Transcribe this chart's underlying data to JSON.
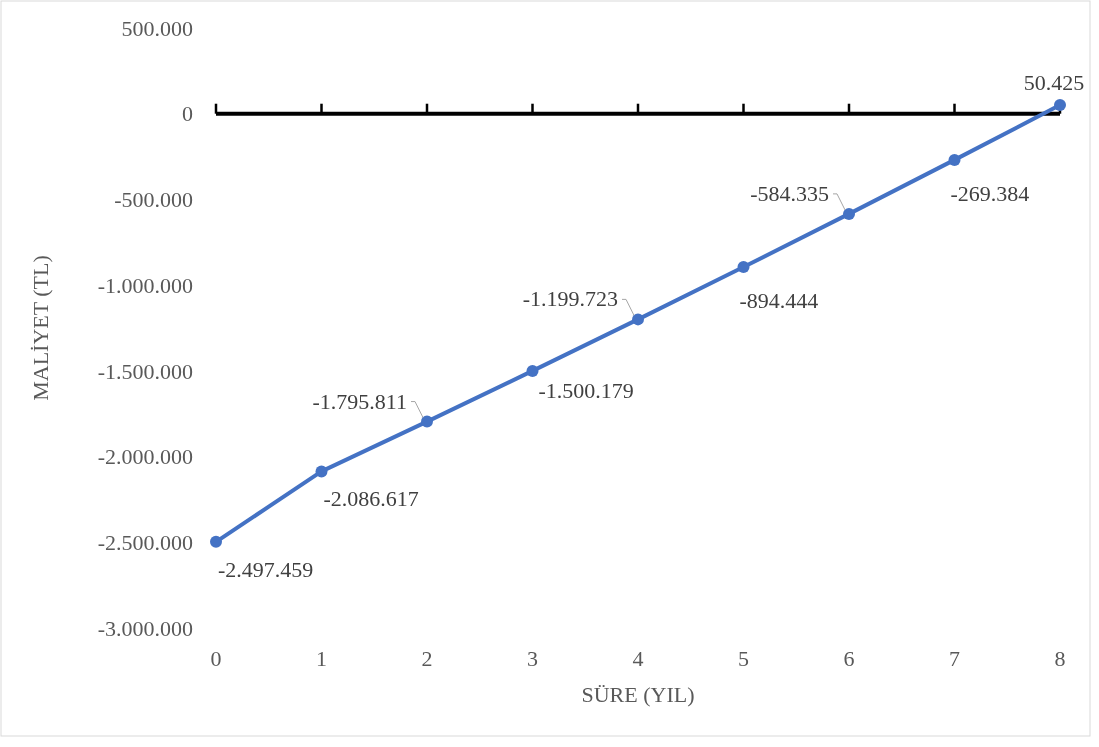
{
  "chart_data": {
    "type": "line",
    "xlabel": "SÜRE (YIL)",
    "ylabel": "MALİYET (TL)",
    "x": [
      0,
      1,
      2,
      3,
      4,
      5,
      6,
      7,
      8
    ],
    "series": [
      {
        "color": "#4472c4",
        "values": [
          -2497459,
          -2086617,
          -1795811,
          -1500179,
          -1199723,
          -894444,
          -584335,
          -269384,
          50425
        ],
        "value_labels": [
          "-2.497.459",
          "-2.086.617",
          "-1.795.811",
          "-1.500.179",
          "-1.199.723",
          "-894.444",
          "-584.335",
          "-269.384",
          "50.425"
        ]
      }
    ],
    "xlim": [
      0,
      8
    ],
    "xticks": [
      0,
      1,
      2,
      3,
      4,
      5,
      6,
      7,
      8
    ],
    "ylim": [
      -3000000,
      500000
    ],
    "yticks": [
      {
        "value": 500000,
        "label": "500.000"
      },
      {
        "value": 0,
        "label": "0"
      },
      {
        "value": -500000,
        "label": "-500.000"
      },
      {
        "value": -1000000,
        "label": "-1.000.000"
      },
      {
        "value": -1500000,
        "label": "-1.500.000"
      },
      {
        "value": -2000000,
        "label": "-2.000.000"
      },
      {
        "value": -2500000,
        "label": "-2.500.000"
      },
      {
        "value": -3000000,
        "label": "-3.000.000"
      }
    ],
    "marker": "circle",
    "line_style": "solid"
  }
}
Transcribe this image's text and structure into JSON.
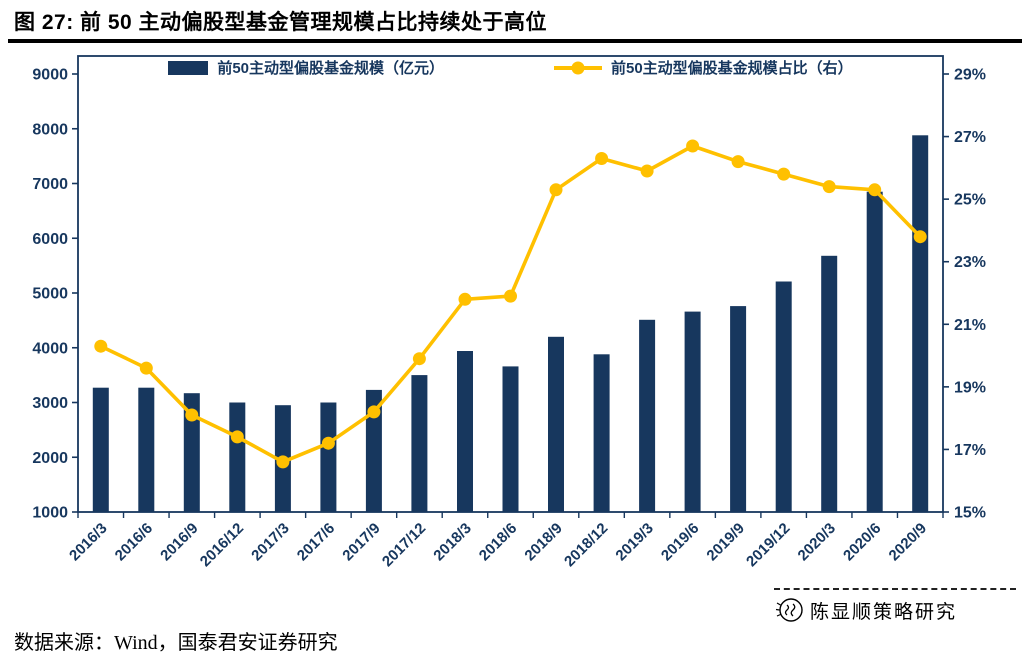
{
  "figure": {
    "title": "图 27: 前 50 主动偏股型基金管理规模占比持续处于高位",
    "source_note": "数据来源：Wind，国泰君安证券研究",
    "watermark": "陈显顺策略研究"
  },
  "chart_data": {
    "type": "bar+line",
    "categories": [
      "2016/3",
      "2016/6",
      "2016/9",
      "2016/12",
      "2017/3",
      "2017/6",
      "2017/9",
      "2017/12",
      "2018/3",
      "2018/6",
      "2018/9",
      "2018/12",
      "2019/3",
      "2019/6",
      "2019/9",
      "2019/12",
      "2020/3",
      "2020/6",
      "2020/9"
    ],
    "series": [
      {
        "name": "前50主动型偏股基金规模（亿元）",
        "type": "bar",
        "axis": "left",
        "color": "#17375E",
        "values": [
          3270,
          3270,
          3170,
          3000,
          2950,
          3000,
          3230,
          3500,
          3940,
          3660,
          4200,
          3880,
          4510,
          4660,
          4760,
          5210,
          5680,
          6850,
          7880
        ]
      },
      {
        "name": "前50主动型偏股基金规模占比（右）",
        "type": "line",
        "axis": "right",
        "color": "#FFC000",
        "values": [
          20.3,
          19.6,
          18.1,
          17.4,
          16.6,
          17.2,
          18.2,
          19.9,
          21.8,
          21.9,
          25.3,
          26.3,
          25.9,
          26.7,
          26.2,
          25.8,
          25.4,
          25.3,
          23.8
        ]
      }
    ],
    "left_axis": {
      "min": 1000,
      "max": 9000,
      "step": 1000
    },
    "right_axis": {
      "min": 15,
      "max": 29,
      "step": 2,
      "suffix": "%"
    },
    "axis_color": "#17375E",
    "grid": false,
    "legend_position": "top"
  }
}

────────────────────────────────────────

Job
The data above should be repeated exactly, minus any pictures.

Result for this task
Transcribe this chart's underlying data to JSON.
{
  "chart_data": {
    "type": "line",
    "xlabel": "SÜRE (YIL)",
    "ylabel": "MALİYET (TL)",
    "x": [
      0,
      1,
      2,
      3,
      4,
      5,
      6,
      7,
      8
    ],
    "series": [
      {
        "color": "#4472c4",
        "values": [
          -2497459,
          -2086617,
          -1795811,
          -1500179,
          -1199723,
          -894444,
          -584335,
          -269384,
          50425
        ],
        "value_labels": [
          "-2.497.459",
          "-2.086.617",
          "-1.795.811",
          "-1.500.179",
          "-1.199.723",
          "-894.444",
          "-584.335",
          "-269.384",
          "50.425"
        ]
      }
    ],
    "xlim": [
      0,
      8
    ],
    "xticks": [
      0,
      1,
      2,
      3,
      4,
      5,
      6,
      7,
      8
    ],
    "ylim": [
      -3000000,
      500000
    ],
    "yticks": [
      {
        "value": 500000,
        "label": "500.000"
      },
      {
        "value": 0,
        "label": "0"
      },
      {
        "value": -500000,
        "label": "-500.000"
      },
      {
        "value": -1000000,
        "label": "-1.000.000"
      },
      {
        "value": -1500000,
        "label": "-1.500.000"
      },
      {
        "value": -2000000,
        "label": "-2.000.000"
      },
      {
        "value": -2500000,
        "label": "-2.500.000"
      },
      {
        "value": -3000000,
        "label": "-3.000.000"
      }
    ],
    "marker": "circle",
    "line_style": "solid"
  }
}
Transcribe this image's text and structure into JSON.
{
  "figure": {
    "title": "图 27: 前 50 主动偏股型基金管理规模占比持续处于高位",
    "source_note": "数据来源：Wind，国泰君安证券研究",
    "watermark": "陈显顺策略研究"
  },
  "chart_data": {
    "type": "bar+line",
    "categories": [
      "2016/3",
      "2016/6",
      "2016/9",
      "2016/12",
      "2017/3",
      "2017/6",
      "2017/9",
      "2017/12",
      "2018/3",
      "2018/6",
      "2018/9",
      "2018/12",
      "2019/3",
      "2019/6",
      "2019/9",
      "2019/12",
      "2020/3",
      "2020/6",
      "2020/9"
    ],
    "series": [
      {
        "name": "前50主动型偏股基金规模（亿元）",
        "type": "bar",
        "axis": "left",
        "color": "#17375E",
        "values": [
          3270,
          3270,
          3170,
          3000,
          2950,
          3000,
          3230,
          3500,
          3940,
          3660,
          4200,
          3880,
          4510,
          4660,
          4760,
          5210,
          5680,
          6850,
          7880
        ]
      },
      {
        "name": "前50主动型偏股基金规模占比（右）",
        "type": "line",
        "axis": "right",
        "color": "#FFC000",
        "values": [
          20.3,
          19.6,
          18.1,
          17.4,
          16.6,
          17.2,
          18.2,
          19.9,
          21.8,
          21.9,
          25.3,
          26.3,
          25.9,
          26.7,
          26.2,
          25.8,
          25.4,
          25.3,
          23.8
        ]
      }
    ],
    "left_axis": {
      "min": 1000,
      "max": 9000,
      "step": 1000
    },
    "right_axis": {
      "min": 15,
      "max": 29,
      "step": 2,
      "suffix": "%"
    },
    "axis_color": "#17375E",
    "grid": false,
    "legend_position": "top"
  }
}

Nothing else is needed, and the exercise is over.